GOAL OF THE EXERCISE:
Each record below should be repeated precisely as written.

━━━━━━━━━━━━━━━━

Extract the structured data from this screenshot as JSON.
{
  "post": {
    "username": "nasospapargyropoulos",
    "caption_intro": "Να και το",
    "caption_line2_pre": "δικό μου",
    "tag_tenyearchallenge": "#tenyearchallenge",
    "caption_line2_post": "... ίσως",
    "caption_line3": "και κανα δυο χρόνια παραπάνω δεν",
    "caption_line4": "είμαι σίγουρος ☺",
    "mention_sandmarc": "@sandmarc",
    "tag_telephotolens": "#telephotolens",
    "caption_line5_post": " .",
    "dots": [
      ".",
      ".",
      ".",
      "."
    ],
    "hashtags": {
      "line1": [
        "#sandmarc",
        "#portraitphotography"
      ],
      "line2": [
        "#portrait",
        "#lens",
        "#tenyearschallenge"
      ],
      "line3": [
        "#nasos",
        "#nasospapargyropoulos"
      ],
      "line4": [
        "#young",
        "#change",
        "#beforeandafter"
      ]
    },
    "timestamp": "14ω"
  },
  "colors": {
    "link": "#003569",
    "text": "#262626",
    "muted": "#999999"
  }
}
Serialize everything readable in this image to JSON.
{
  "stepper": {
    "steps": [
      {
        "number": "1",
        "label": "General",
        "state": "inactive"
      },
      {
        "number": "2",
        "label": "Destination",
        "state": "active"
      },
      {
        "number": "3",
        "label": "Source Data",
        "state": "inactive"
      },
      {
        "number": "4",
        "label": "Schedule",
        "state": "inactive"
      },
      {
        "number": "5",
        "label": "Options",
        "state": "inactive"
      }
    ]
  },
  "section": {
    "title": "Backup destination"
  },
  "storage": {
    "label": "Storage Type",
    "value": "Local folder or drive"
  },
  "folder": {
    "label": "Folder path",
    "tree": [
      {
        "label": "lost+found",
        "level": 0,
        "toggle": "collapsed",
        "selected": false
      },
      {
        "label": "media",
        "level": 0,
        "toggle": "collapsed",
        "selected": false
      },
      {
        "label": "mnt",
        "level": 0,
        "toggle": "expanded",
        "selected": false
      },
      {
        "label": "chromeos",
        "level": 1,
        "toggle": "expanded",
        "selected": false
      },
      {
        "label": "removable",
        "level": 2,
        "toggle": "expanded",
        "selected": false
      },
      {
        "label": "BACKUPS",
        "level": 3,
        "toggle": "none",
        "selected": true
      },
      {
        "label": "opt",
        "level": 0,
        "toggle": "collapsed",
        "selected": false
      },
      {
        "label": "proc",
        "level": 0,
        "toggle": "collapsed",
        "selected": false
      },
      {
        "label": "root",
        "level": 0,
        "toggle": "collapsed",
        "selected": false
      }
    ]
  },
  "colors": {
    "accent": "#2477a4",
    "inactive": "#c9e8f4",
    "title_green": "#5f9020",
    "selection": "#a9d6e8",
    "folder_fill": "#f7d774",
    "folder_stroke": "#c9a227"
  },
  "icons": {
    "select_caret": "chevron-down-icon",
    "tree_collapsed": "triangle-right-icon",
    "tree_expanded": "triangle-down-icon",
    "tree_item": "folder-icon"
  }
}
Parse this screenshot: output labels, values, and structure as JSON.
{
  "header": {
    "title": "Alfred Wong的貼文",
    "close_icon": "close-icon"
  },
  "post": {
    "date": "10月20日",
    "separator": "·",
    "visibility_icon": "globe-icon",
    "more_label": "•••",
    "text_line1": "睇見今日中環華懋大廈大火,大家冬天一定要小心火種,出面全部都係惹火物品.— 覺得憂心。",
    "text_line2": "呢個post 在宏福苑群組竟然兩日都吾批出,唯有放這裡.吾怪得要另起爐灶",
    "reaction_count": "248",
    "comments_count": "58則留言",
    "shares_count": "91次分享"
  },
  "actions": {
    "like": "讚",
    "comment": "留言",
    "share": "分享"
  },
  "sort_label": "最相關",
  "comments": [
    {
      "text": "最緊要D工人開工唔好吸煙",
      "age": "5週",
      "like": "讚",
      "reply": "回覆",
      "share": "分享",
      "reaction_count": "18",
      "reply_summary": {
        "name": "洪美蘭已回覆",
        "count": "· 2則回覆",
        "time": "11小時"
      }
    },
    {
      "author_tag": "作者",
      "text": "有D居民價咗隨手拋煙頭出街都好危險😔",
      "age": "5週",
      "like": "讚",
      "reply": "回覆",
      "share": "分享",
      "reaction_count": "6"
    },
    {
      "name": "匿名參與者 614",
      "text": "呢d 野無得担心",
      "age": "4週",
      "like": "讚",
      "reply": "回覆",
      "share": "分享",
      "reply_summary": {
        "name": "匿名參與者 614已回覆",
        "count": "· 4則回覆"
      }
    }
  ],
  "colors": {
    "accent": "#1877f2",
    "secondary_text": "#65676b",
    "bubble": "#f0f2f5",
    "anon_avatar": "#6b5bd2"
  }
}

━━━━━━━━━━━━━━━━

REPLY:
Extract the structured data from this screenshot as JSON.
{
  "post": {
    "username": "nasospapargyropoulos",
    "caption_intro": "Να και το",
    "caption_line2_pre": "δικό μου",
    "tag_tenyearchallenge": "#tenyearchallenge",
    "caption_line2_post": "... ίσως",
    "caption_line3": "και κανα δυο χρόνια παραπάνω δεν",
    "caption_line4": "είμαι σίγουρος ☺",
    "mention_sandmarc": "@sandmarc",
    "tag_telephotolens": "#telephotolens",
    "caption_line5_post": " .",
    "dots": [
      ".",
      ".",
      ".",
      "."
    ],
    "hashtags": {
      "line1": [
        "#sandmarc",
        "#portraitphotography"
      ],
      "line2": [
        "#portrait",
        "#lens",
        "#tenyearschallenge"
      ],
      "line3": [
        "#nasos",
        "#nasospapargyropoulos"
      ],
      "line4": [
        "#young",
        "#change",
        "#beforeandafter"
      ]
    },
    "timestamp": "14ω"
  },
  "colors": {
    "link": "#003569",
    "text": "#262626",
    "muted": "#999999"
  }
}
Serialize everything readable in this image to JSON.
{
  "stepper": {
    "steps": [
      {
        "number": "1",
        "label": "General",
        "state": "inactive"
      },
      {
        "number": "2",
        "label": "Destination",
        "state": "active"
      },
      {
        "number": "3",
        "label": "Source Data",
        "state": "inactive"
      },
      {
        "number": "4",
        "label": "Schedule",
        "state": "inactive"
      },
      {
        "number": "5",
        "label": "Options",
        "state": "inactive"
      }
    ]
  },
  "section": {
    "title": "Backup destination"
  },
  "storage": {
    "label": "Storage Type",
    "value": "Local folder or drive"
  },
  "folder": {
    "label": "Folder path",
    "tree": [
      {
        "label": "lost+found",
        "level": 0,
        "toggle": "collapsed",
        "selected": false
      },
      {
        "label": "media",
        "level": 0,
        "toggle": "collapsed",
        "selected": false
      },
      {
        "label": "mnt",
        "level": 0,
        "toggle": "expanded",
        "selected": false
      },
      {
        "label": "chromeos",
        "level": 1,
        "toggle": "expanded",
        "selected": false
      },
      {
        "label": "removable",
        "level": 2,
        "toggle": "expanded",
        "selected": false
      },
      {
        "label": "BACKUPS",
        "level": 3,
        "toggle": "none",
        "selected": true
      },
      {
        "label": "opt",
        "level": 0,
        "toggle": "collapsed",
        "selected": false
      },
      {
        "label": "proc",
        "level": 0,
        "toggle": "collapsed",
        "selected": false
      },
      {
        "label": "root",
        "level": 0,
        "toggle": "collapsed",
        "selected": false
      }
    ]
  },
  "colors": {
    "accent": "#2477a4",
    "inactive": "#c9e8f4",
    "title_green": "#5f9020",
    "selection": "#a9d6e8",
    "folder_fill": "#f7d774",
    "folder_stroke": "#c9a227"
  },
  "icons": {
    "select_caret": "chevron-down-icon",
    "tree_collapsed": "triangle-right-icon",
    "tree_expanded": "triangle-down-icon",
    "tree_item": "folder-icon"
  }
}
Parse this screenshot: output labels, values, and structure as JSON.
{
  "header": {
    "title": "Alfred Wong的貼文",
    "close_icon": "close-icon"
  },
  "post": {
    "date": "10月20日",
    "separator": "·",
    "visibility_icon": "globe-icon",
    "more_label": "•••",
    "text_line1": "睇見今日中環華懋大廈大火,大家冬天一定要小心火種,出面全部都係惹火物品.— 覺得憂心。",
    "text_line2": "呢個post 在宏福苑群組竟然兩日都吾批出,唯有放這裡.吾怪得要另起爐灶",
    "reaction_count": "248",
    "comments_count": "58則留言",
    "shares_count": "91次分享"
  },
  "actions": {
    "like": "讚",
    "comment": "留言",
    "share": "分享"
  },
  "sort_label": "最相關",
  "comments": [
    {
      "text": "最緊要D工人開工唔好吸煙",
      "age": "5週",
      "like": "讚",
      "reply": "回覆",
      "share": "分享",
      "reaction_count": "18",
      "reply_summary": {
        "name": "洪美蘭已回覆",
        "count": "· 2則回覆",
        "time": "11小時"
      }
    },
    {
      "author_tag": "作者",
      "text": "有D居民價咗隨手拋煙頭出街都好危險😔",
      "age": "5週",
      "like": "讚",
      "reply": "回覆",
      "share": "分享",
      "reaction_count": "6"
    },
    {
      "name": "匿名參與者 614",
      "text": "呢d 野無得担心",
      "age": "4週",
      "like": "讚",
      "reply": "回覆",
      "share": "分享",
      "reply_summary": {
        "name": "匿名參與者 614已回覆",
        "count": "· 4則回覆"
      }
    }
  ],
  "colors": {
    "accent": "#1877f2",
    "secondary_text": "#65676b",
    "bubble": "#f0f2f5",
    "anon_avatar": "#6b5bd2"
  }
}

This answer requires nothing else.